ORDER ON CROSS-MOTIONS FOR PARTIAL SUMMARY JUDGMENT
PAUL B. LINDSEY, Bankruptcy Judge.
THE UNDISPUTED FACTS
On November 20, 1990, the District Court of Cleveland County, Oklahoma, entered a decree of divorce between Debtor and her former spouse, thereby dissolving their marriage, which had existed since April 12, 1984.
See
IRS Exhibit 1.
On February 3, 1993, delinquent joint federal individual income tax returns for the years 1984 and 1985 were filed with the Internal Revenue Service (“IRS”) on behalf of Debtor and her former spouse. These returns reported outstanding tax liabilities for the years 1984 and 1985.
See
IRS Exhibits 2 & 3.
On November 14, 1994, at a time within 90 days prior to the commencement of the underlying bankruptcy ease, IRS filed with the County Clerk of Cleveland County, Oklahoma, in which Debtor’s homestead is located, a notice of federal tax lien based upon Debtor’s unpaid tax obligations for 1984 and 1985.
See
IRS Exhibit 4.
On January 26, 1995, Debtor commenced the underlying case by filing a voluntary petition for relief under Chapter 7 of the Bankruptcy Code.
According to her schedules filed in the bankruptcy case, Debtor claimed her homestead property as exempt from the bankruptcy estate, and scheduled IRS as the holder of a claim secured by its tax lien.
---+---
» **Given request 1**
Print the court order on the bankruptcy cross-motions, reproducing every line without changes.
The court order and the records have no connection to each other.

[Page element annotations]
---+---
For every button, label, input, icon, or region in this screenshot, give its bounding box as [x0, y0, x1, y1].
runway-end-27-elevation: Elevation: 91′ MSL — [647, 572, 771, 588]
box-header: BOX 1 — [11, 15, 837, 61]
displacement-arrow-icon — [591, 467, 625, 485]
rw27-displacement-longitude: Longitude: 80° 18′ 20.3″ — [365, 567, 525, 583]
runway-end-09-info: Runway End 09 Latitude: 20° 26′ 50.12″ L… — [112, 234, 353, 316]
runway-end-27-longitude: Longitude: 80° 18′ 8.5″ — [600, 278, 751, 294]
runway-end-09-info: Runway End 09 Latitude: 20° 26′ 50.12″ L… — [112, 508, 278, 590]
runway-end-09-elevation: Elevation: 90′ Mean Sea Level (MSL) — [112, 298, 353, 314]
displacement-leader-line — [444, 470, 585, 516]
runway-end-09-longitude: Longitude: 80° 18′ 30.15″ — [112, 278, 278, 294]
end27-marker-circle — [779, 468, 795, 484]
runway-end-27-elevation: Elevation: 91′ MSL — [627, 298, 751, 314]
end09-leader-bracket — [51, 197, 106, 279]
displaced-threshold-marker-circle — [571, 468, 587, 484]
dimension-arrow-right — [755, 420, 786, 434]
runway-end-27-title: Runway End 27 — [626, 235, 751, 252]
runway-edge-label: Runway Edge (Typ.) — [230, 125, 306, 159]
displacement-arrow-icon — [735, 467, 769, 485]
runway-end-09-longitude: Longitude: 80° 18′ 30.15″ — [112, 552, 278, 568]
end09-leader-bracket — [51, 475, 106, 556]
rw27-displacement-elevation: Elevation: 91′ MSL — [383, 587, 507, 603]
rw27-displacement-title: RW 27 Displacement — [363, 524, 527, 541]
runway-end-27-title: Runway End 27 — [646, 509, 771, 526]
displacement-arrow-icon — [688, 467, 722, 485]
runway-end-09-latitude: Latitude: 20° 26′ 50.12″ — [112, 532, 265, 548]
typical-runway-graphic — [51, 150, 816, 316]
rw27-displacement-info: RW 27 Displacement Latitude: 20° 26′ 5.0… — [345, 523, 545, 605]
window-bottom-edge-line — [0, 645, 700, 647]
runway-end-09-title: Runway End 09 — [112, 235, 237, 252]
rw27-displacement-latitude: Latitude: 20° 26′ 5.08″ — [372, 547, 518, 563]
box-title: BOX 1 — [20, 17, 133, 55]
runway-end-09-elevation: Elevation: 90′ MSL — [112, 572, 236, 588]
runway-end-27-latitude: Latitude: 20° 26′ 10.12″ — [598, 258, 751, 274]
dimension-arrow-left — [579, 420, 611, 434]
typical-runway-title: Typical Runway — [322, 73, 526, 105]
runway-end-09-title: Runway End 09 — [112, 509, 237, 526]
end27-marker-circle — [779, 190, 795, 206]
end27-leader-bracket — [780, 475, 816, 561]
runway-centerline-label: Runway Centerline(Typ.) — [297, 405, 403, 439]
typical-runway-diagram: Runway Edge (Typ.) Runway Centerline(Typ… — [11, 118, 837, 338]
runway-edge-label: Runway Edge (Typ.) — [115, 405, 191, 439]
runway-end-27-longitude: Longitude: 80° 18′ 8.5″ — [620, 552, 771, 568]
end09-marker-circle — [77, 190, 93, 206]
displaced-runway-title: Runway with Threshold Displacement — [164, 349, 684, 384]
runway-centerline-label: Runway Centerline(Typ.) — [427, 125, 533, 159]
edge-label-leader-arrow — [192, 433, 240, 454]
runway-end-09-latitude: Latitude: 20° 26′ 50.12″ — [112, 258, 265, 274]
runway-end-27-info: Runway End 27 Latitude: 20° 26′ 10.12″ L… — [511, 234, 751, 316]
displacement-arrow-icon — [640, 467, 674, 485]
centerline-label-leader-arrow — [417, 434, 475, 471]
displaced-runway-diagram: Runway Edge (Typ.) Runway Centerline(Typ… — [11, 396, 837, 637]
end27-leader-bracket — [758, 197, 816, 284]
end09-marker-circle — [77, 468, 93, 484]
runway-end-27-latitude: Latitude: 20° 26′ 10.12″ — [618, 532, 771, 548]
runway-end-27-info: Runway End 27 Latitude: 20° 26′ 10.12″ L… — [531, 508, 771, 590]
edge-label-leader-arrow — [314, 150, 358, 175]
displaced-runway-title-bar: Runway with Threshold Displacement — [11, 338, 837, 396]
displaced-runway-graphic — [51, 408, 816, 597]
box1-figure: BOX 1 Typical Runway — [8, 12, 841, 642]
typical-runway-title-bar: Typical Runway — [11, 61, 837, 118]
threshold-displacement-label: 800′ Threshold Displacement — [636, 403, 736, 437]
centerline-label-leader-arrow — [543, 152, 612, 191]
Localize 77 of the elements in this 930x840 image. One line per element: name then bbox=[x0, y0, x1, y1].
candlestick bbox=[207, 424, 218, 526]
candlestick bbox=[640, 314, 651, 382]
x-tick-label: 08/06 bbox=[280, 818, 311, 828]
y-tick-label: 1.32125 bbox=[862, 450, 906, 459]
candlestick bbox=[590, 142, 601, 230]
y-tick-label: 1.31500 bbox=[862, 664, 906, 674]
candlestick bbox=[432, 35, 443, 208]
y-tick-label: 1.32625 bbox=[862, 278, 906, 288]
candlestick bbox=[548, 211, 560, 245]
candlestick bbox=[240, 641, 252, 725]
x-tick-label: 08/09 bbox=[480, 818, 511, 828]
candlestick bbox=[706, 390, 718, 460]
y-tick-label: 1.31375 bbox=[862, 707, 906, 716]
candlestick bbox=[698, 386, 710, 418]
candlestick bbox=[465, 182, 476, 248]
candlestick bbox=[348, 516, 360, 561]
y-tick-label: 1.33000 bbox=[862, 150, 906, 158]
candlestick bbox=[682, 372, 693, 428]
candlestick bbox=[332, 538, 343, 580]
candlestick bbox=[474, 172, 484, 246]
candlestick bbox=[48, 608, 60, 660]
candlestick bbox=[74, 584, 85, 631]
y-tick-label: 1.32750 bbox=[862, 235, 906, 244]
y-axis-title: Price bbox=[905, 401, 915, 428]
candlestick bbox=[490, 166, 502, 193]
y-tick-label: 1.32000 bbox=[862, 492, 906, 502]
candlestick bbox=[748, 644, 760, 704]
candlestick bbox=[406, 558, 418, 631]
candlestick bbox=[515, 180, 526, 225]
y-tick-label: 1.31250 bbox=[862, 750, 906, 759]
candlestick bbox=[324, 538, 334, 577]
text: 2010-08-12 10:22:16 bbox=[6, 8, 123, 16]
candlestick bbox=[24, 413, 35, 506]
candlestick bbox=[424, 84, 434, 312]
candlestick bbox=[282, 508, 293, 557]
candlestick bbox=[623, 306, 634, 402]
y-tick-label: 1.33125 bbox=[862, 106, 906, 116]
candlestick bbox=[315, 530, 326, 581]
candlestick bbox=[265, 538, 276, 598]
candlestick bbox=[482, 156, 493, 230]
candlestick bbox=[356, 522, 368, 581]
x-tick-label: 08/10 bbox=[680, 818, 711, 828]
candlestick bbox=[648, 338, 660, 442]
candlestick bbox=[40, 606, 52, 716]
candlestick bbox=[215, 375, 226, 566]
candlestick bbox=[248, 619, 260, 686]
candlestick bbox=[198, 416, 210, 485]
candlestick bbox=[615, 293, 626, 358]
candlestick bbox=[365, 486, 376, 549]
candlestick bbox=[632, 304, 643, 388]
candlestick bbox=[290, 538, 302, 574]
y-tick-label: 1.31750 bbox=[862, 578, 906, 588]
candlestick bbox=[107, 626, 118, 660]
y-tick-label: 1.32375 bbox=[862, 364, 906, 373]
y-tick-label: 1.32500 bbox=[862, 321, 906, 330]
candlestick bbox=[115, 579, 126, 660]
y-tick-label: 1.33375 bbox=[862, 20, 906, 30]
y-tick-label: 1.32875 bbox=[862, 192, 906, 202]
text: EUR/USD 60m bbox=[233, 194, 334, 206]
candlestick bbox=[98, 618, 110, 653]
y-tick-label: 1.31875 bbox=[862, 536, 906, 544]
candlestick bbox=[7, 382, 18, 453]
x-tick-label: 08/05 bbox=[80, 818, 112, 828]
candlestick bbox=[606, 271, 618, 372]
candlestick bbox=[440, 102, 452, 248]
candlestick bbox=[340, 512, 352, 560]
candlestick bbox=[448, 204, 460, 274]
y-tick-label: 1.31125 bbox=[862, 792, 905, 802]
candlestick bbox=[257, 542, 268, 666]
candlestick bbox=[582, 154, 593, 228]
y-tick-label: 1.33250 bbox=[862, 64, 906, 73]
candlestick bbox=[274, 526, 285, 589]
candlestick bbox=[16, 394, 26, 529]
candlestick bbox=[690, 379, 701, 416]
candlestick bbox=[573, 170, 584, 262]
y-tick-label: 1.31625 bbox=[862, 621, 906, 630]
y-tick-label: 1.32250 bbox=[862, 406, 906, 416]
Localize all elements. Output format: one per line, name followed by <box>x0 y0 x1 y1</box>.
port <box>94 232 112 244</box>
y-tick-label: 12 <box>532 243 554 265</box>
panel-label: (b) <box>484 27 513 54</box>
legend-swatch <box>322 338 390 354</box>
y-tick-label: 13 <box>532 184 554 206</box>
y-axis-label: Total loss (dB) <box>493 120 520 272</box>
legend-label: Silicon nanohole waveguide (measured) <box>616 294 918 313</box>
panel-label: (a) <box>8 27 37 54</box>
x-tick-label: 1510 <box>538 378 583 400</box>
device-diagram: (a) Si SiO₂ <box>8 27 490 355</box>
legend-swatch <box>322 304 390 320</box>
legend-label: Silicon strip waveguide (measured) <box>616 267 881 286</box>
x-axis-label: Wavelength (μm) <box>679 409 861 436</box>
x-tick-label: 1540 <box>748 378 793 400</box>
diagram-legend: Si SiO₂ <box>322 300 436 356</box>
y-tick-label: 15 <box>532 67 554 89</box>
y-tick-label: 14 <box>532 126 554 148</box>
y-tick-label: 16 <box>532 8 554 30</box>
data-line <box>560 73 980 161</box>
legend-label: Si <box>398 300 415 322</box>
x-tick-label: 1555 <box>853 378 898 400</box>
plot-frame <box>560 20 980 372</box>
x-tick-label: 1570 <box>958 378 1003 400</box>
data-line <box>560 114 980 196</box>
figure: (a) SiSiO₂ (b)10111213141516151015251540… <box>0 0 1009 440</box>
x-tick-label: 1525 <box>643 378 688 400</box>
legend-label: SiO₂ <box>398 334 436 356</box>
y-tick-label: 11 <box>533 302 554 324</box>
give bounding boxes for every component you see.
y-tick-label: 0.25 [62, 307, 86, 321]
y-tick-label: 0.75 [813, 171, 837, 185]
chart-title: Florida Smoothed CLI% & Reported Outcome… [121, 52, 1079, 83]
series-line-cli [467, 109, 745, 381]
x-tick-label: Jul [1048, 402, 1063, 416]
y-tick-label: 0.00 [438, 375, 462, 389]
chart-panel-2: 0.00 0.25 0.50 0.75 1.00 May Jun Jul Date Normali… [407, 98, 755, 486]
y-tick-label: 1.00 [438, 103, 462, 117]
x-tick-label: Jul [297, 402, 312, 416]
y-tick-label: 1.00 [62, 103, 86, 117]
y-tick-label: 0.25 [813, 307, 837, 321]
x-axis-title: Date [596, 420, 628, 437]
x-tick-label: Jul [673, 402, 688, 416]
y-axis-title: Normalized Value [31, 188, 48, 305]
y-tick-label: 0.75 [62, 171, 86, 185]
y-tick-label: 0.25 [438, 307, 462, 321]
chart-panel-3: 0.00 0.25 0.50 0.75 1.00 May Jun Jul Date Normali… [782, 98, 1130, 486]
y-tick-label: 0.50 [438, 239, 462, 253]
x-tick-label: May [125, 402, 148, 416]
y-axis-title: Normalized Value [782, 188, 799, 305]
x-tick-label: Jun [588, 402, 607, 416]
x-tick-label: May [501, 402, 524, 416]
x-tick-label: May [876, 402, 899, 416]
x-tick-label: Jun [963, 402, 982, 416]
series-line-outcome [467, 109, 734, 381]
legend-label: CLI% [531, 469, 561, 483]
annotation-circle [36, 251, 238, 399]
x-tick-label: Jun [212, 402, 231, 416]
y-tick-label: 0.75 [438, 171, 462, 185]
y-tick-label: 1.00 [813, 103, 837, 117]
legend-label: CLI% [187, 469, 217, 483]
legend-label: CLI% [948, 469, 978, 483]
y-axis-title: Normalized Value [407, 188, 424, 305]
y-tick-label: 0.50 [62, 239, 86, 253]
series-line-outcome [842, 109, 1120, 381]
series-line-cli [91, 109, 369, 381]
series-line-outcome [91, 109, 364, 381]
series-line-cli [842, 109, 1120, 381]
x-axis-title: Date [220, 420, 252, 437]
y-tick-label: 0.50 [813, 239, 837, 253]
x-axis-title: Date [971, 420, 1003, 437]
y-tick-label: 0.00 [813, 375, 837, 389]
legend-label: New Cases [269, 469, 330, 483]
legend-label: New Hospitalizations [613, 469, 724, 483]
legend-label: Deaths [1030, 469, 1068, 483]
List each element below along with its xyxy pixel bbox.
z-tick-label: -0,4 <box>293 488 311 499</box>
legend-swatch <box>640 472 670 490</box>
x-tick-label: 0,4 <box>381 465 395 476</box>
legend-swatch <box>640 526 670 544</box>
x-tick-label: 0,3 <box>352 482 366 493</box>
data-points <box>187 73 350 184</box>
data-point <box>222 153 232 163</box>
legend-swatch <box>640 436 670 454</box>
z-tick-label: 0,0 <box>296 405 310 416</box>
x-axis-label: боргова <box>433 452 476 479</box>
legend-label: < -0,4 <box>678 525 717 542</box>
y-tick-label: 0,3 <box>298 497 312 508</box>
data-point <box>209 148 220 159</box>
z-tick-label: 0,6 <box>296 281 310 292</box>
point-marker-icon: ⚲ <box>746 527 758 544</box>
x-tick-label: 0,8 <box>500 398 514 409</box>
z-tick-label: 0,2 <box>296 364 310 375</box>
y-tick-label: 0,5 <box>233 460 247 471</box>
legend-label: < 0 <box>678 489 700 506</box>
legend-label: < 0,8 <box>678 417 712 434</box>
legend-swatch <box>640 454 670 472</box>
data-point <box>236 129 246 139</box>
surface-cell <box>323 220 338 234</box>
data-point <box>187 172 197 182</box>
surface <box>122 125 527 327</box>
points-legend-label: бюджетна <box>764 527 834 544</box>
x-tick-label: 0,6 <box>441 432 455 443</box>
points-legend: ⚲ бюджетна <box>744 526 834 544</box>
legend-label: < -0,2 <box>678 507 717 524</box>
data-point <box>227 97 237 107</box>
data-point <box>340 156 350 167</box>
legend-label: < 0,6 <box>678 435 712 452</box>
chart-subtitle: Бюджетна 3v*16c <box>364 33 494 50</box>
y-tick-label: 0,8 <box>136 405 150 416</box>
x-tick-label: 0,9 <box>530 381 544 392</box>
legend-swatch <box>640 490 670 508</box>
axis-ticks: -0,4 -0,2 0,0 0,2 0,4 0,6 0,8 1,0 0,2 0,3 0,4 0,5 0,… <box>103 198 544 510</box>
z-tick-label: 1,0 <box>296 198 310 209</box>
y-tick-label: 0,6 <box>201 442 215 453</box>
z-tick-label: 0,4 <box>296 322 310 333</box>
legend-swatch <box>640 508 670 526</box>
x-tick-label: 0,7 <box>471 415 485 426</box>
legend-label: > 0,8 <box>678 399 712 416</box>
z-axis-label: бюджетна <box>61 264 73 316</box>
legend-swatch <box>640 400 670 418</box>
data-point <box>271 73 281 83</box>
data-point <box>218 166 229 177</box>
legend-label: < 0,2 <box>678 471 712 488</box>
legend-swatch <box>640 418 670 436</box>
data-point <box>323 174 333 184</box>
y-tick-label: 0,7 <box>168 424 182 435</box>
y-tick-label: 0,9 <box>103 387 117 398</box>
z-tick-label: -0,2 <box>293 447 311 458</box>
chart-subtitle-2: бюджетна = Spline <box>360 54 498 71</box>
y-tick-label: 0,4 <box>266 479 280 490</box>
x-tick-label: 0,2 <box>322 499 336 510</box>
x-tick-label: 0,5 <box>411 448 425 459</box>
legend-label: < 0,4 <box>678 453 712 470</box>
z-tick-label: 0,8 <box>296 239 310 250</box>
---+---
» **Given request 2**
Output the records starting at their first line and ending at the line that contains "rw27-displacement-elevation: Elevation: 91′", including both of those lines and nothing else.

» **Exercise result 1**
ORDER ON CROSS-MOTIONS FOR PARTIAL SUMMARY JUDGMENT
PAUL B. LINDSEY, Bankruptcy Judge.
THE UNDISPUTED FACTS
On November 20, 1990, the District Court of Cleveland County, Oklahoma, entered a decree of divorce between Debtor and her former spouse, thereby dissolving their marriage, which had existed since April 12, 1984.
See
IRS Exhibit 1.
On February 3, 1993, delinquent joint federal individual income tax returns for the years 1984 and 1985 were filed with the Internal Revenue Service (“IRS”) on behalf of Debtor and her former spouse. These returns reported outstanding tax liabilities for the years 1984 and 1985.
See
IRS Exhibits 2 & 3.
On November 14, 1994, at a time within 90 days prior to the commencement of the underlying bankruptcy ease, IRS filed with the County Clerk of Cleveland County, Oklahoma, in which Debtor’s homestead is located, a notice of federal tax lien based upon Debtor’s unpaid tax obligations for 1984 and 1985.
See
IRS Exhibit 4.
On January 26, 1995, Debtor commenced the underlying case by filing a voluntary petition for relief under Chapter 7 of the Bankruptcy Code.
According to her schedules filed in the bankruptcy case, Debtor claimed her homestead property as exempt from the bankruptcy estate, and scheduled IRS as the holder of a claim secured by its tax lien.

» **Exercise result 2**
For every button, label, input, icon, or region in this screenshot, give its bounding box as [x0, y0, x1, y1].
runway-end-27-elevation: Elevation: 91′ MSL — [647, 572, 771, 588]
box-header: BOX 1 — [11, 15, 837, 61]
displacement-arrow-icon — [591, 467, 625, 485]
rw27-displacement-longitude: Longitude: 80° 18′ 20.3″ — [365, 567, 525, 583]
runway-end-09-info: Runway End 09 Latitude: 20° 26′ 50.12″ L… — [112, 234, 353, 316]
runway-end-27-longitude: Longitude: 80° 18′ 8.5″ — [600, 278, 751, 294]
runway-end-09-info: Runway End 09 Latitude: 20° 26′ 50.12″ L… — [112, 508, 278, 590]
runway-end-09-elevation: Elevation: 90′ Mean Sea Level (MSL) — [112, 298, 353, 314]
displacement-leader-line — [444, 470, 585, 516]
runway-end-09-longitude: Longitude: 80° 18′ 30.15″ — [112, 278, 278, 294]
end27-marker-circle — [779, 468, 795, 484]
runway-end-27-elevation: Elevation: 91′ MSL — [627, 298, 751, 314]
end09-leader-bracket — [51, 197, 106, 279]
displaced-threshold-marker-circle — [571, 468, 587, 484]
dimension-arrow-right — [755, 420, 786, 434]
runway-end-27-title: Runway End 27 — [626, 235, 751, 252]
runway-edge-label: Runway Edge (Typ.) — [230, 125, 306, 159]
displacement-arrow-icon — [735, 467, 769, 485]
runway-end-09-longitude: Longitude: 80° 18′ 30.15″ — [112, 552, 278, 568]
end09-leader-bracket — [51, 475, 106, 556]
rw27-displacement-elevation: Elevation: 91′ MSL — [383, 587, 507, 603]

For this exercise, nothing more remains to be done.